Given exercise:
Go over the listing below line by line and tally those containing "text". Give only the tally.

Supplied information:
— Begin —
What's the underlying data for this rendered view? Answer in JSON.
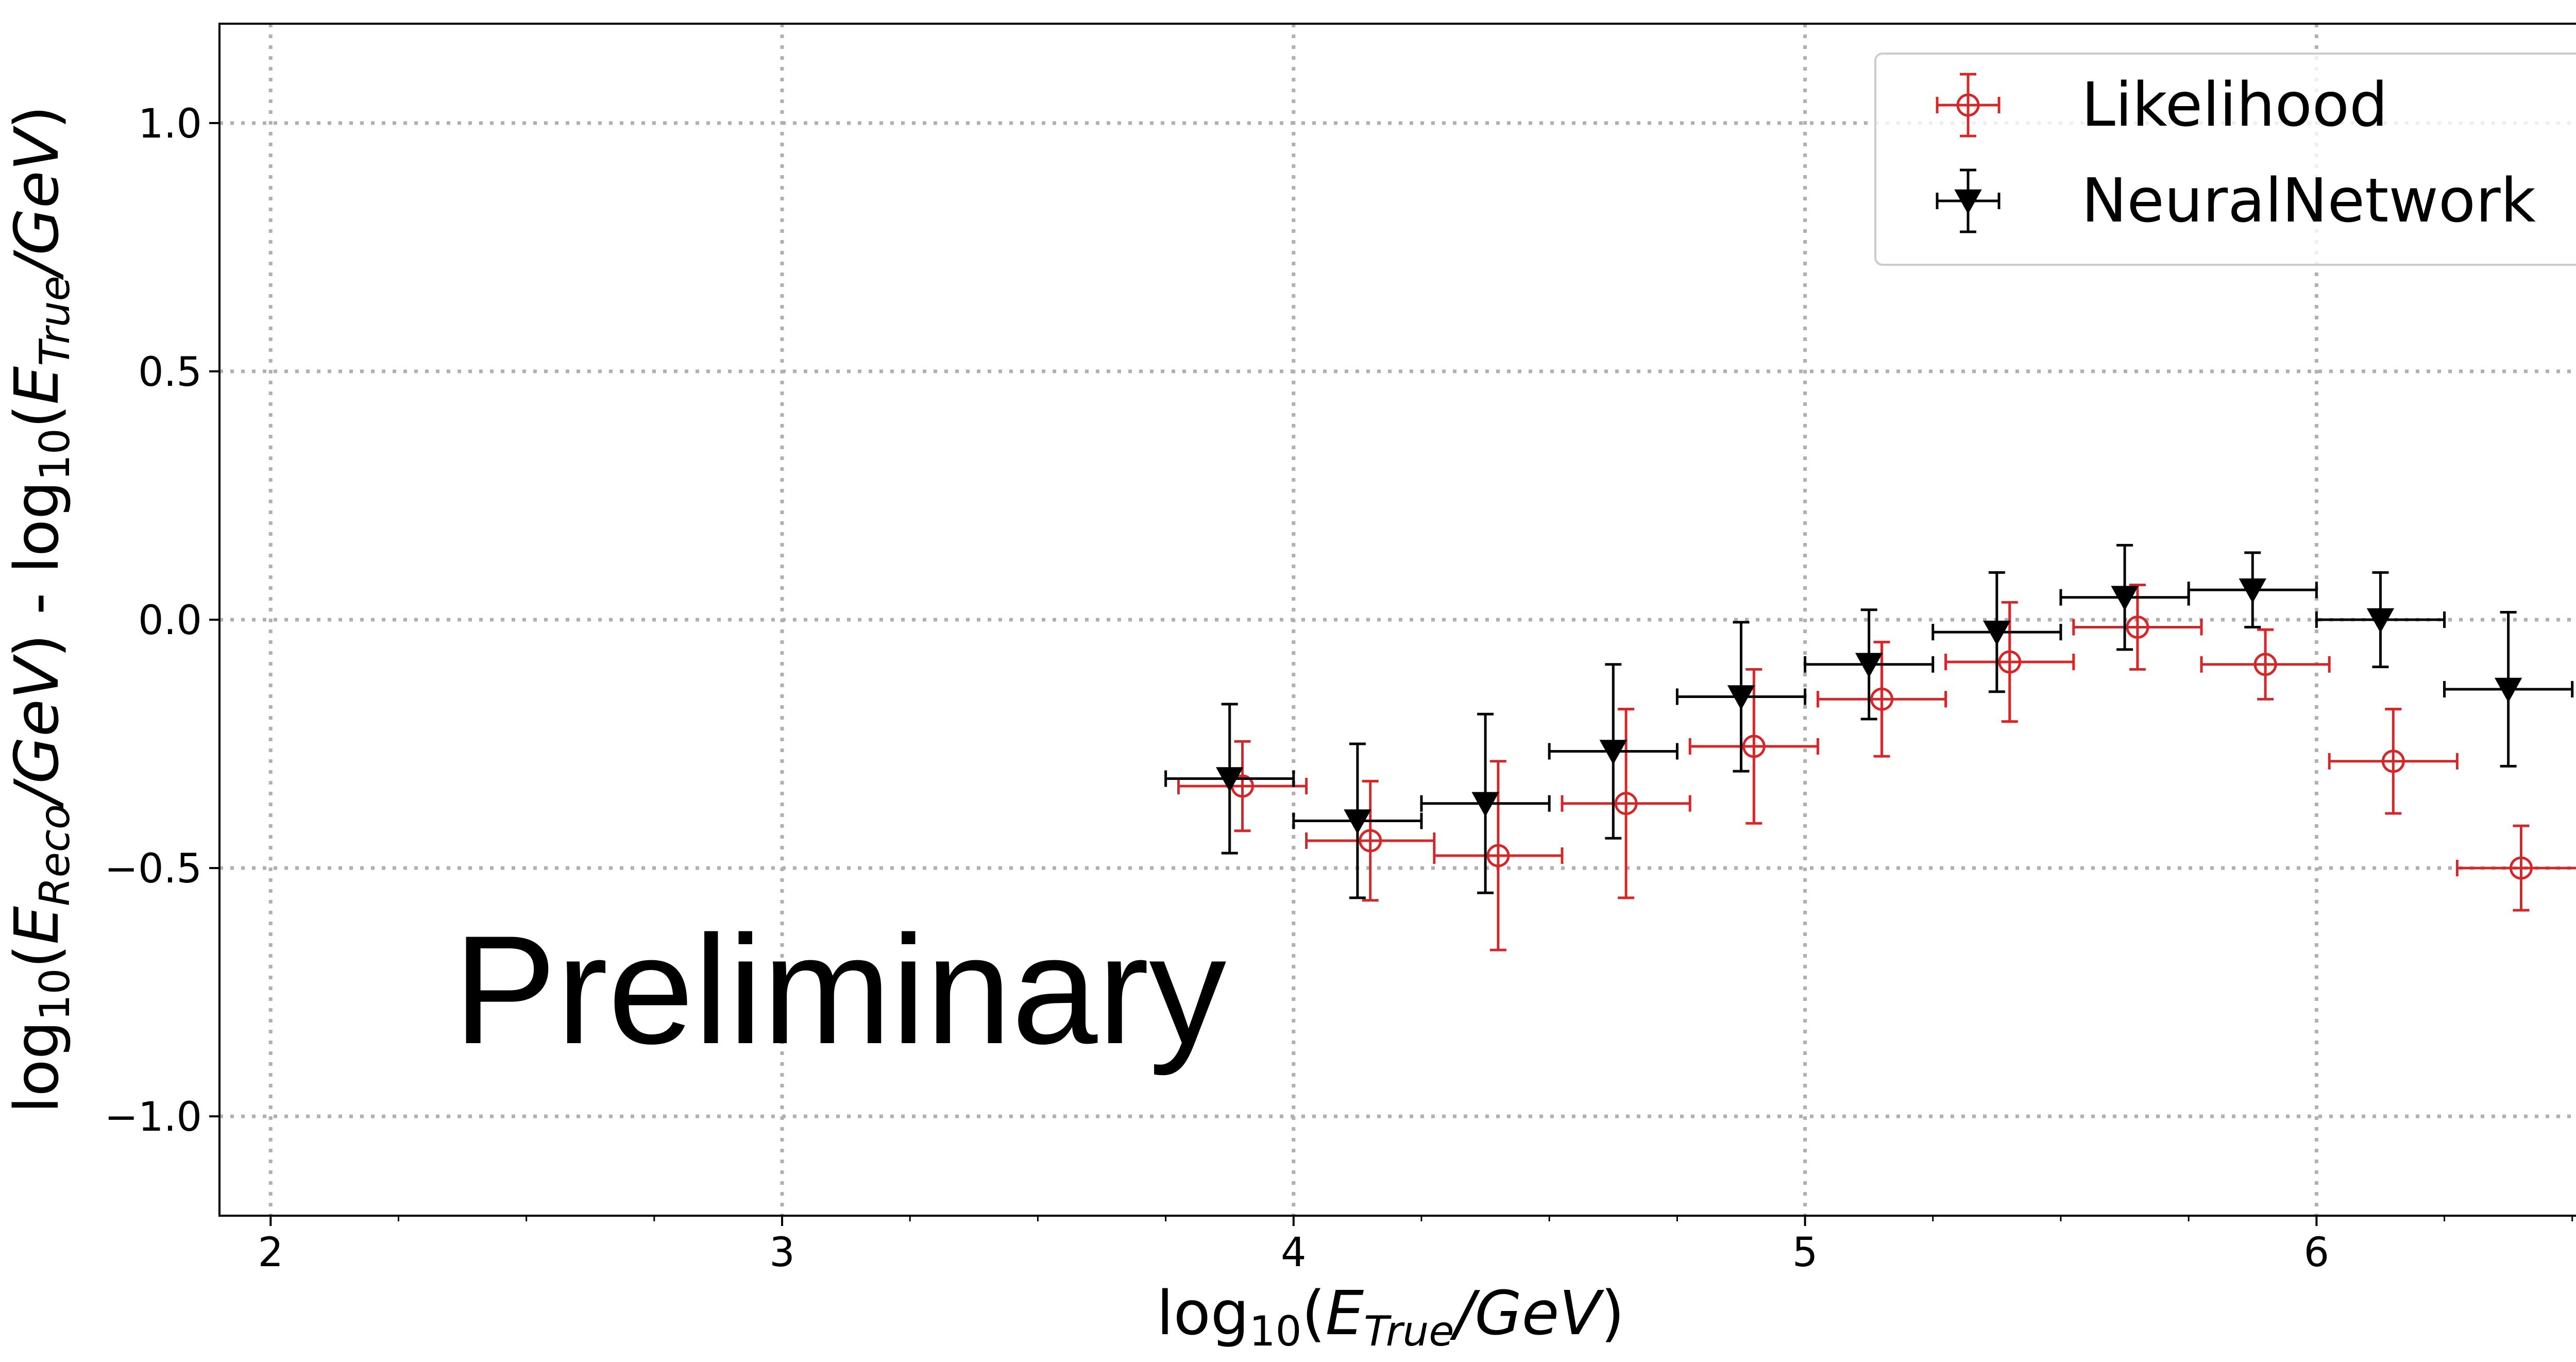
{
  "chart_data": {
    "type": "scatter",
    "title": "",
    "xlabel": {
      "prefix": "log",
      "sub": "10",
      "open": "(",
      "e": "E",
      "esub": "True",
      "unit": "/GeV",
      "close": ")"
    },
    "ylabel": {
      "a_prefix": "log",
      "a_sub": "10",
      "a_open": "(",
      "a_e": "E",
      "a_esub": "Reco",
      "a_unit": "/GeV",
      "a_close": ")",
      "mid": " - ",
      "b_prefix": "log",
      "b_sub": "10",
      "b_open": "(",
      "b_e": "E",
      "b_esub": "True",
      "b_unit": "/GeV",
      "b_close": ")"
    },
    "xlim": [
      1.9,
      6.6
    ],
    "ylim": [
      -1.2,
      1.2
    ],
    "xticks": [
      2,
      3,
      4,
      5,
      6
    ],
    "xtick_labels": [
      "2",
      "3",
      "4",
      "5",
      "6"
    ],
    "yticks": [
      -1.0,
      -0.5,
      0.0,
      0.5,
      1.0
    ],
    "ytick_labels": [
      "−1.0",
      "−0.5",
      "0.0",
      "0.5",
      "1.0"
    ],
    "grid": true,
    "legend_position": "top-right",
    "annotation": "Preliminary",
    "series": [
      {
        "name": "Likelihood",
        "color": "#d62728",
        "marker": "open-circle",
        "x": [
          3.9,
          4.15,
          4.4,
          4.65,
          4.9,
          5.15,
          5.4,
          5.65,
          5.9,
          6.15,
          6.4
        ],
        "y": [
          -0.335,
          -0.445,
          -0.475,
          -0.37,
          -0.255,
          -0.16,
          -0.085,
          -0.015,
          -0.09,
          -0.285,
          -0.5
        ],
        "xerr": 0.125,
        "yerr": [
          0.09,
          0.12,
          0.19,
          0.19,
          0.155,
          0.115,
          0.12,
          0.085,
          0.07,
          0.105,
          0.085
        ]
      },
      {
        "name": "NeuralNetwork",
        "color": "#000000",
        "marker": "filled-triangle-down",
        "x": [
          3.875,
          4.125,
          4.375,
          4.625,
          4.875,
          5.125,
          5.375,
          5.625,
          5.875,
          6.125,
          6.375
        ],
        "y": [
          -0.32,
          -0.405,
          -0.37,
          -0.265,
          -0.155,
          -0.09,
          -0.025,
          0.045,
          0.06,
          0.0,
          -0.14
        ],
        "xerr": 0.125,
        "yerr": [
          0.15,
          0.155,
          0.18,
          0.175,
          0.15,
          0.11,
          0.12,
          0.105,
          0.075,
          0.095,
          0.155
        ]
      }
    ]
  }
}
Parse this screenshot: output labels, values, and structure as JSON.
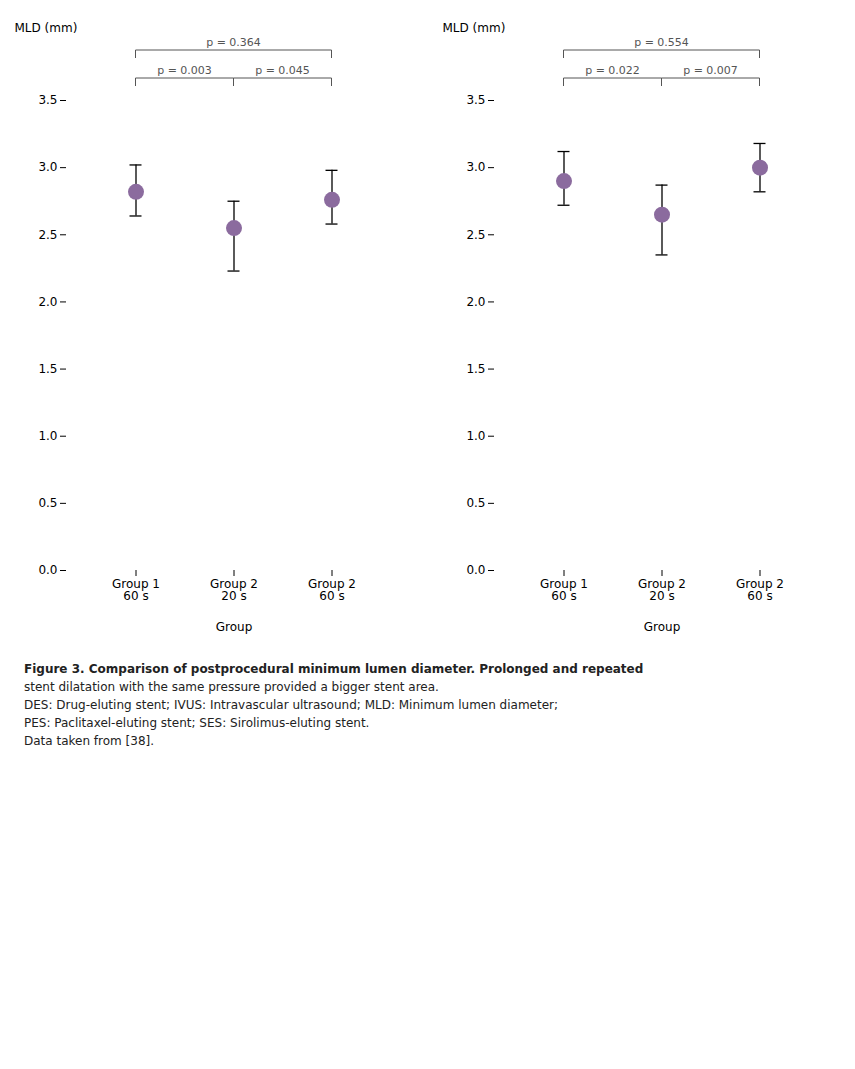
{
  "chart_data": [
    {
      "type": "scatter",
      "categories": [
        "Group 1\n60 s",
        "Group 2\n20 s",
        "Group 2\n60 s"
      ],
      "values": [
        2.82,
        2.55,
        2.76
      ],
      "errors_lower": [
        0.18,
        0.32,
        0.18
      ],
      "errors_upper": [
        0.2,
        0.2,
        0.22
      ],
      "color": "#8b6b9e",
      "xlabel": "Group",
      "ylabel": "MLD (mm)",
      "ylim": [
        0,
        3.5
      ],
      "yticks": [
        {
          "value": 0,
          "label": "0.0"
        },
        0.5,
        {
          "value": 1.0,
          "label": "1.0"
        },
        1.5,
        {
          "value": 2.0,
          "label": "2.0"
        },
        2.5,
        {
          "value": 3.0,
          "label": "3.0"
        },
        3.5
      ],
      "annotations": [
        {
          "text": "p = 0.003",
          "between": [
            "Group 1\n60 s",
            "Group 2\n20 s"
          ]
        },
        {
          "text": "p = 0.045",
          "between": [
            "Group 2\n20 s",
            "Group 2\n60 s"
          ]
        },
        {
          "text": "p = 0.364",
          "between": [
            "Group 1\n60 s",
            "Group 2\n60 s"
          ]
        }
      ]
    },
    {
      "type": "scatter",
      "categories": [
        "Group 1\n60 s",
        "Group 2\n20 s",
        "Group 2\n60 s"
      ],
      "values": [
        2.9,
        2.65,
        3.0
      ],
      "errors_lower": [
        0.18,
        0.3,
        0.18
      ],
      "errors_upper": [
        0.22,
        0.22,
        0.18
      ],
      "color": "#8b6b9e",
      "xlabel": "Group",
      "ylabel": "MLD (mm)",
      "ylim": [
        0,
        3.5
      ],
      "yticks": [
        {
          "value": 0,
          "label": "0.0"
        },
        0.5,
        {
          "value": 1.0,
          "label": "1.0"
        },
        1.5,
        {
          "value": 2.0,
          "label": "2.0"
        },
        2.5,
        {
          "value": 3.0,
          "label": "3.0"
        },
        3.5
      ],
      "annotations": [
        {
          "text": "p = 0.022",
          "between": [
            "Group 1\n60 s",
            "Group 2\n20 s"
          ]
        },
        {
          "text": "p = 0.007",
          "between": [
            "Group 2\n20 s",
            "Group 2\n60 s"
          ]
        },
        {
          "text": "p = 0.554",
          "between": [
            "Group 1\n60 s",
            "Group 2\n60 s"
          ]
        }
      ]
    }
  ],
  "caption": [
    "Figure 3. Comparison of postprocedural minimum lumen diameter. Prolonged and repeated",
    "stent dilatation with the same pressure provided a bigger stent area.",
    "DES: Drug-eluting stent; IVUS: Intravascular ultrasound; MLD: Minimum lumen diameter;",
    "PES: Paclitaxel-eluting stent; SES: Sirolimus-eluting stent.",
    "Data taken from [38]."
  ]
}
— End —
Exercise solution:
6